Task instructions: Transcribe the listing word for word.

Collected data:
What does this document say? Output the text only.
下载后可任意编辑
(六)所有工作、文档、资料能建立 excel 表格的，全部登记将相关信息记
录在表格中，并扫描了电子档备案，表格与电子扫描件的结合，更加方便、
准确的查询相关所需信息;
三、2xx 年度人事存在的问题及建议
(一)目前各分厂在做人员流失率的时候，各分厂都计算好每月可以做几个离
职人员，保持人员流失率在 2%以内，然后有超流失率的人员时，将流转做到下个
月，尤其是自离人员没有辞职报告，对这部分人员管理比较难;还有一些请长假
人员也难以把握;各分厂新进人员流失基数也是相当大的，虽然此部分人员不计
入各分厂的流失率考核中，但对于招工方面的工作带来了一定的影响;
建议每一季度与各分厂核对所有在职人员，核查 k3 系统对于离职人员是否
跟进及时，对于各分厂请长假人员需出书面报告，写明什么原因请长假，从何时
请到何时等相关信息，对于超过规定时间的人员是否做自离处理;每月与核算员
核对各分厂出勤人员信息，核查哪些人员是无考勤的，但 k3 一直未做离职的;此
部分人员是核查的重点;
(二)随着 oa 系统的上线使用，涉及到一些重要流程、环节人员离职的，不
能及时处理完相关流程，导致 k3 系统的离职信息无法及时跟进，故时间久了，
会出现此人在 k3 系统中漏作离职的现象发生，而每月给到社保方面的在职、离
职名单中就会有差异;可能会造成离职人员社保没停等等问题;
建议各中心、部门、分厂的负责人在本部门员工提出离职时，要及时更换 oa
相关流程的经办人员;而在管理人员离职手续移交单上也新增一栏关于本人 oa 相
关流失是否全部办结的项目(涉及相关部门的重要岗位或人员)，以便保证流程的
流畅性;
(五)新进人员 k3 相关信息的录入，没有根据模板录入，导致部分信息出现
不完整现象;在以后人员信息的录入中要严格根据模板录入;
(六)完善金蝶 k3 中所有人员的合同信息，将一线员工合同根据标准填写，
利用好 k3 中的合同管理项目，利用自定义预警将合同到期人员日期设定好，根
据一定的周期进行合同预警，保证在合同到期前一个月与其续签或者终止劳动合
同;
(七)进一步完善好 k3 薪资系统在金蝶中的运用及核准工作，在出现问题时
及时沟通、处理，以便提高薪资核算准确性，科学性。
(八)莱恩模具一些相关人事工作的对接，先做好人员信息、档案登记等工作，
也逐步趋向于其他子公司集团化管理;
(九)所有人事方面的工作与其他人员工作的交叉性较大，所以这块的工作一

Result of the task:
What does this document say? Output the text only.
下载后可任意编辑
(六)所有工作、文档、资料能建立 excel 表格的，全部登记将相关信息记
录在表格中，并扫描了电子档备案，表格与电子扫描件的结合，更加方便、
准确的查询相关所需信息;
三、2xx 年度人事存在的问题及建议
(一)目前各分厂在做人员流失率的时候，各分厂都计算好每月可以做几个离
职人员，保持人员流失率在 2%以内，然后有超流失率的人员时，将流转做到下个
月，尤其是自离人员没有辞职报告，对这部分人员管理比较难;还有一些请长假
人员也难以把握;各分厂新进人员流失基数也是相当大的，虽然此部分人员不计
入各分厂的流失率考核中，但对于招工方面的工作带来了一定的影响;
建议每一季度与各分厂核对所有在职人员，核查 k3 系统对于离职人员是否
跟进及时，对于各分厂请长假人员需出书面报告，写明什么原因请长假，从何时
请到何时等相关信息，对于超过规定时间的人员是否做自离处理;每月与核算员
核对各分厂出勤人员信息，核查哪些人员是无考勤的，但 k3 一直未做离职的;此
部分人员是核查的重点;
(二)随着 oa 系统的上线使用，涉及到一些重要流程、环节人员离职的，不
能及时处理完相关流程，导致 k3 系统的离职信息无法及时跟进，故时间久了，
会出现此人在 k3 系统中漏作离职的现象发生，而每月给到社保方面的在职、离
职名单中就会有差异;可能会造成离职人员社保没停等等问题;
建议各中心、部门、分厂的负责人在本部门员工提出离职时，要及时更换 oa
相关流程的经办人员;而在管理人员离职手续移交单上也新增一栏关于本人 oa 相
关流失是否全部办结的项目(涉及相关部门的重要岗位或人员)，以便保证流程的
流畅性;
(五)新进人员 k3 相关信息的录入，没有根据模板录入，导致部分信息出现
不完整现象;在以后人员信息的录入中要严格根据模板录入;
(六)完善金蝶 k3 中所有人员的合同信息，将一线员工合同根据标准填写，
利用好 k3 中的合同管理项目，利用自定义预警将合同到期人员日期设定好，根
据一定的周期进行合同预警，保证在合同到期前一个月与其续签或者终止劳动合
同;
(七)进一步完善好 k3 薪资系统在金蝶中的运用及核准工作，在出现问题时
及时沟通、处理，以便提高薪资核算准确性，科学性。
(八)莱恩模具一些相关人事工作的对接，先做好人员信息、档案登记等工作，
也逐步趋向于其他子公司集团化管理;
(九)所有人事方面的工作与其他人员工作的交叉性较大，所以这块的工作一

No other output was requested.